### [Exercise requirements]
Filter the listing below, copying every line in which the word "they" appears.

── Input material ──

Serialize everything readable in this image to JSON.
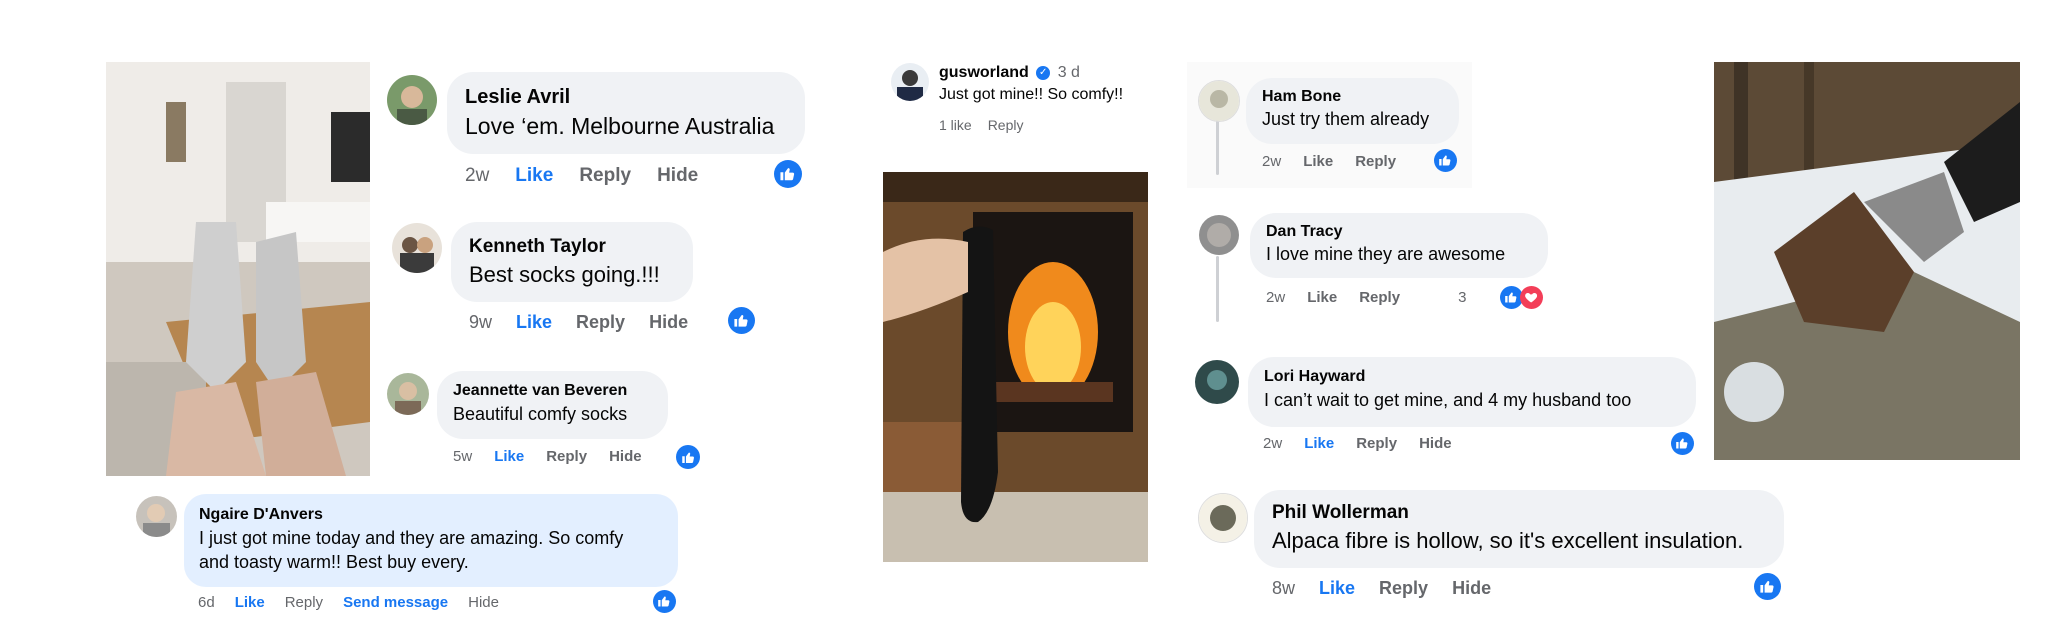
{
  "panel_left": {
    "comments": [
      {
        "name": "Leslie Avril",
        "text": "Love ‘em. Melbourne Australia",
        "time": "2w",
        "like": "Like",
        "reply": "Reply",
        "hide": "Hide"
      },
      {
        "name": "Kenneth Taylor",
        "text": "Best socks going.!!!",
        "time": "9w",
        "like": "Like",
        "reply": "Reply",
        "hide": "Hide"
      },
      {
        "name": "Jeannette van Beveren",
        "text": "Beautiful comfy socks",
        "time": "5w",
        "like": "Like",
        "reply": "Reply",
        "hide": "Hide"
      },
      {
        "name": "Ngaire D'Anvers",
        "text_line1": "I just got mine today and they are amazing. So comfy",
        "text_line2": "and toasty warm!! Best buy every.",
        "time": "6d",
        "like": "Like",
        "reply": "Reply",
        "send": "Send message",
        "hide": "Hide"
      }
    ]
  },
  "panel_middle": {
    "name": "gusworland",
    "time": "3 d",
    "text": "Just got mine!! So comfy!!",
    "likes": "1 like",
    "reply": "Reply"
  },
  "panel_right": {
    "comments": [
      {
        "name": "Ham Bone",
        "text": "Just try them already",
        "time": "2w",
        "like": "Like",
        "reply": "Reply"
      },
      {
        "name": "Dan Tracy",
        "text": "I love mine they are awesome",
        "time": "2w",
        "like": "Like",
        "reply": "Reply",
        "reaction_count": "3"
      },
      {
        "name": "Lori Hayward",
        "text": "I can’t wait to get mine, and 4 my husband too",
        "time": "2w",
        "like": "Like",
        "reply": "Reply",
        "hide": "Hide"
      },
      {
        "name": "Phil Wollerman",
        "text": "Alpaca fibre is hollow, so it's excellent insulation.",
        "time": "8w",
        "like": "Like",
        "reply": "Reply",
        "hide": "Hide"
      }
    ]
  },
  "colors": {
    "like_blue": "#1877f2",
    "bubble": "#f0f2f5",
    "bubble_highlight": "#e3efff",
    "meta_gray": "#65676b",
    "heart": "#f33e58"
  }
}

───
── Input material ──

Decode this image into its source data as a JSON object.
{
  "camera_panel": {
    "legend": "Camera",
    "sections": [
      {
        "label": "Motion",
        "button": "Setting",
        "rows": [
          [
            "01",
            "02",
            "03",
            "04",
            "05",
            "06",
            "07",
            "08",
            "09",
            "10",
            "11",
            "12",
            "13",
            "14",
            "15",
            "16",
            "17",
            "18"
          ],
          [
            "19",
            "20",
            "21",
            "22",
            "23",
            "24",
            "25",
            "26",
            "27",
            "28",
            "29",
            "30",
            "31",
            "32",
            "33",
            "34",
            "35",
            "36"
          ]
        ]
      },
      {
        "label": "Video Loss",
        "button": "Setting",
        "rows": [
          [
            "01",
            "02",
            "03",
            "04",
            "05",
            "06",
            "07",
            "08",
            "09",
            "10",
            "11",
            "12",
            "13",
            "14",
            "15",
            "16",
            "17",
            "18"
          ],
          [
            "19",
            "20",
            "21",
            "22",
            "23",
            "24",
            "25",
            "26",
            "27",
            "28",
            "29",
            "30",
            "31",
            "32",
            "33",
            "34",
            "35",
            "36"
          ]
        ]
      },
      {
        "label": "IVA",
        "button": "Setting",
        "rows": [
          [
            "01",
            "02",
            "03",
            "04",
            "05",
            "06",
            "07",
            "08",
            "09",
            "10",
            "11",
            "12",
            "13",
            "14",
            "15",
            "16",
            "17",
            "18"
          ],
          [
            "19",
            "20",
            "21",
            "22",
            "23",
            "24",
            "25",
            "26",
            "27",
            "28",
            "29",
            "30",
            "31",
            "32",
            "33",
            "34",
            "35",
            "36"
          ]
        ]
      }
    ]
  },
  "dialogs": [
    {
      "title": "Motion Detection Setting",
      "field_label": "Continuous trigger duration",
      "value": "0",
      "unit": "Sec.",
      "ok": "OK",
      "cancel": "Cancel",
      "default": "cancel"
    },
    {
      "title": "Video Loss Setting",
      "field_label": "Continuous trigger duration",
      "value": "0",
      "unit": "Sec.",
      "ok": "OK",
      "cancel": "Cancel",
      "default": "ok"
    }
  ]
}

───

### [Final answer]
        "text_line1": "I just got mine today and they are amazing. So comfy",
        "text": "I love mine they are awesome",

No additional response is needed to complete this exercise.